Challenge:
How many lines in the records below hold the string "Pixels"? Please answer with the number and nothing more.

* * * * * * * * *

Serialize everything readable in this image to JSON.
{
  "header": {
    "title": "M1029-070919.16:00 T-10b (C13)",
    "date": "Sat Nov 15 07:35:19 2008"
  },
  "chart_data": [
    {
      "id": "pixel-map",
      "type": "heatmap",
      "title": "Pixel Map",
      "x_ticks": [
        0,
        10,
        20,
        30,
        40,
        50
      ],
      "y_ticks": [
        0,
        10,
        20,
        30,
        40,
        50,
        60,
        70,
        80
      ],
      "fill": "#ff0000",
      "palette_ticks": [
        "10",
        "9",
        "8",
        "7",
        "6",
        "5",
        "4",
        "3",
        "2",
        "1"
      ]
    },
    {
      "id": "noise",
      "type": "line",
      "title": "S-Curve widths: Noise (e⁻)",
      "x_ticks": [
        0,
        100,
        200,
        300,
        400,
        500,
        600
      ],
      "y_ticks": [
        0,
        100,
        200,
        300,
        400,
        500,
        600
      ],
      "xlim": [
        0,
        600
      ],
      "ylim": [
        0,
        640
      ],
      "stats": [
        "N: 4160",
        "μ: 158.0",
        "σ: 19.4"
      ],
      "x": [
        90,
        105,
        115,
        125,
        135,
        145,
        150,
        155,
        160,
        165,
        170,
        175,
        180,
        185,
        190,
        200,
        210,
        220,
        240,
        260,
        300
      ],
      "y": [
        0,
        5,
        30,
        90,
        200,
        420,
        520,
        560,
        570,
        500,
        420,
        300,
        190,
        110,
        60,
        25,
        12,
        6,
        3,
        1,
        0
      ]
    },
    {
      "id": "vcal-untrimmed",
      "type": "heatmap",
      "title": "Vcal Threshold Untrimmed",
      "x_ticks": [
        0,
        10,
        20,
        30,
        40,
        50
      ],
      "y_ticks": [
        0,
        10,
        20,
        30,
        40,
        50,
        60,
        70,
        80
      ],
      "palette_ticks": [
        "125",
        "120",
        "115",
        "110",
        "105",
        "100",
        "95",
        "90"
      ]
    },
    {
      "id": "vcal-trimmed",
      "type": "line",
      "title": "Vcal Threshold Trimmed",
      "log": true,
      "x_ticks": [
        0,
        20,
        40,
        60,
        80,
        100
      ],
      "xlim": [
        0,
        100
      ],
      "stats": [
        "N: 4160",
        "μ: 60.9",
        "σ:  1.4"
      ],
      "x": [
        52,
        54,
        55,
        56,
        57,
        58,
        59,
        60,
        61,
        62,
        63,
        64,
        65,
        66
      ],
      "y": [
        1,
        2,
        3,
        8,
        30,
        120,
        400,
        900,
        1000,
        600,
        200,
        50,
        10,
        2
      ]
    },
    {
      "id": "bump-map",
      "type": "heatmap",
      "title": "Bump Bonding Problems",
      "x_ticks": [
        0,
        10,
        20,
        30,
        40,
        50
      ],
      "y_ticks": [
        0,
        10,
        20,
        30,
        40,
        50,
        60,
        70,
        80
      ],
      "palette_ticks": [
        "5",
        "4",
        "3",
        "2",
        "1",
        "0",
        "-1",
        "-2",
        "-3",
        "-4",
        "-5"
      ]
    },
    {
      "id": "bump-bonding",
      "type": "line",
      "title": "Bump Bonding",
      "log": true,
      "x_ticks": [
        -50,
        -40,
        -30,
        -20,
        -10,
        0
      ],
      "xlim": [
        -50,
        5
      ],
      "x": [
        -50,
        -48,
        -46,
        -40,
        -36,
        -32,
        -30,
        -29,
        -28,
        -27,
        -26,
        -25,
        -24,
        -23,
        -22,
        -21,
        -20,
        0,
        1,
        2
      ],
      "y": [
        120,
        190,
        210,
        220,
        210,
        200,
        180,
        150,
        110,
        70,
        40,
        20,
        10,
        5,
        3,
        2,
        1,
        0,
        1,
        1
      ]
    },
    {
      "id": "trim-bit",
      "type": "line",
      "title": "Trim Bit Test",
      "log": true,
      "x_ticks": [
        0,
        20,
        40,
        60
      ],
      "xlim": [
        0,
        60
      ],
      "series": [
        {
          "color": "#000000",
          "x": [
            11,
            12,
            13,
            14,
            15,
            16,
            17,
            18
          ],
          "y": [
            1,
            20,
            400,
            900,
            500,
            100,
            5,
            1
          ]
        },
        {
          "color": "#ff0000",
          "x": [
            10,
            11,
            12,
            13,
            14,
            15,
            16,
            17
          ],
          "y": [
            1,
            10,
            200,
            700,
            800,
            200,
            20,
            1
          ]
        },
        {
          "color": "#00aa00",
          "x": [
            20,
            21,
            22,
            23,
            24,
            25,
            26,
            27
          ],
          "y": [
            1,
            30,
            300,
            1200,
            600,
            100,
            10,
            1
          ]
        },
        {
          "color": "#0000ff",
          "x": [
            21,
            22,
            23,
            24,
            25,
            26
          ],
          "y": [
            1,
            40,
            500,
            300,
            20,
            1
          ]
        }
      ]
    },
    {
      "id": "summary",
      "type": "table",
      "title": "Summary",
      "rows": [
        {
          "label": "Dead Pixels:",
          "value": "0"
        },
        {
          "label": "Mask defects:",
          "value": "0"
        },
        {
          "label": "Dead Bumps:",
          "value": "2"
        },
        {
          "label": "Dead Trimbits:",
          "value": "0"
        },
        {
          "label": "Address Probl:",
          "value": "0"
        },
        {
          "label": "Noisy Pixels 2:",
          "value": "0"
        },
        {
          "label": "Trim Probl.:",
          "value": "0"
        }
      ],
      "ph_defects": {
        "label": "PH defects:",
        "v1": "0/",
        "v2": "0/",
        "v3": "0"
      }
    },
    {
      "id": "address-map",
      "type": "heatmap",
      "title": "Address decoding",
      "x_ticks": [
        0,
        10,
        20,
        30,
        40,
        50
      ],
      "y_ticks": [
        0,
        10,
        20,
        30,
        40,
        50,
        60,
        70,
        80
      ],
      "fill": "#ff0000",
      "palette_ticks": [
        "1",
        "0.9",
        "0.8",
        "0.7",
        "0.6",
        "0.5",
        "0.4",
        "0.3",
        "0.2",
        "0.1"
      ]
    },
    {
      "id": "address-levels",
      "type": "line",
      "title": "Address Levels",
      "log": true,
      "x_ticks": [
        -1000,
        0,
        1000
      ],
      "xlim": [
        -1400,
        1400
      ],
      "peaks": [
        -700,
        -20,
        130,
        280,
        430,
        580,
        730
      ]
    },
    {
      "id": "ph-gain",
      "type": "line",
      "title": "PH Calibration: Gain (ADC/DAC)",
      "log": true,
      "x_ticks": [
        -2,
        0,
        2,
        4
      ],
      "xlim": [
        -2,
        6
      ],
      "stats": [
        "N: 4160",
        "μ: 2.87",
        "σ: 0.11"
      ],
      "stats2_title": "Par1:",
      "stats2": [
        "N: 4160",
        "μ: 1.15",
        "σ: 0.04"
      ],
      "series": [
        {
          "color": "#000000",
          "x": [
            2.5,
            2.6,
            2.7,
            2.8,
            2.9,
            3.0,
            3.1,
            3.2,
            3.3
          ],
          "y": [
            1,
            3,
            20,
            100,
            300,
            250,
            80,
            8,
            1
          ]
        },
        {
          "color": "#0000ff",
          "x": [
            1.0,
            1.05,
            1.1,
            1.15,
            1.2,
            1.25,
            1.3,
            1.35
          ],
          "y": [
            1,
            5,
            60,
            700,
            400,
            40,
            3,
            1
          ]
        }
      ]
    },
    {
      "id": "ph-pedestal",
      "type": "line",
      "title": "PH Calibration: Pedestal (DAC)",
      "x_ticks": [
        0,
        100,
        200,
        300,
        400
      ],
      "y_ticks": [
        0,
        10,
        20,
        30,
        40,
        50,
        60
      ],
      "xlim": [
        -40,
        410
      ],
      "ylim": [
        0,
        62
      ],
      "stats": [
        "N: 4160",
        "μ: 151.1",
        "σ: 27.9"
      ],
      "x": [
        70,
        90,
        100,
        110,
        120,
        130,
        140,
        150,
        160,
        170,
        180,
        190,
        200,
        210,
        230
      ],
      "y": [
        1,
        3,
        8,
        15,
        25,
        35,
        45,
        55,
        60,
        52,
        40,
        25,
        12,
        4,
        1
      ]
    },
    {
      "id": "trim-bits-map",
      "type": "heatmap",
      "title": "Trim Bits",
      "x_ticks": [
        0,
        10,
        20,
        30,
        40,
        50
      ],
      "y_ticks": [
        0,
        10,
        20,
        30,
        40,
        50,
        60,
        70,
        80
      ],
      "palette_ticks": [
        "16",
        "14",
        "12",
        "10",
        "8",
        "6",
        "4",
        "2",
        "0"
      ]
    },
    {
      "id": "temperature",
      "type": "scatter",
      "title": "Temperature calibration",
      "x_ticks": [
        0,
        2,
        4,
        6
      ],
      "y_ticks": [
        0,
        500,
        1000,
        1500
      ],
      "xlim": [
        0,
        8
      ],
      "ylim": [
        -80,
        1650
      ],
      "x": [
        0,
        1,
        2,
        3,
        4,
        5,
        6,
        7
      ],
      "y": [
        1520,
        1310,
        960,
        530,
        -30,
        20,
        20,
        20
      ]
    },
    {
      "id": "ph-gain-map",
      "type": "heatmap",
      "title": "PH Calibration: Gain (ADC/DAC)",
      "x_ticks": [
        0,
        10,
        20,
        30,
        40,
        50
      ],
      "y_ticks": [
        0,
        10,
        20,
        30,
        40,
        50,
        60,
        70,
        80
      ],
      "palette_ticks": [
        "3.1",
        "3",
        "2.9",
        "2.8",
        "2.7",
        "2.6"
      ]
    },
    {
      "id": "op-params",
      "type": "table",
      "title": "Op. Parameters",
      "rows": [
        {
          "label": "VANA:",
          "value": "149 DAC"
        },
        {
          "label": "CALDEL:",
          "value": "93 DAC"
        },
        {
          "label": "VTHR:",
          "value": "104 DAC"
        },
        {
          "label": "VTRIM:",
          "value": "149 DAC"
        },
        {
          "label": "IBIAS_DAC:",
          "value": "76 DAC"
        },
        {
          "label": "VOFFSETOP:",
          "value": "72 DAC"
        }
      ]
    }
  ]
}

* * * * * * * * *

Solution to the exercise:
2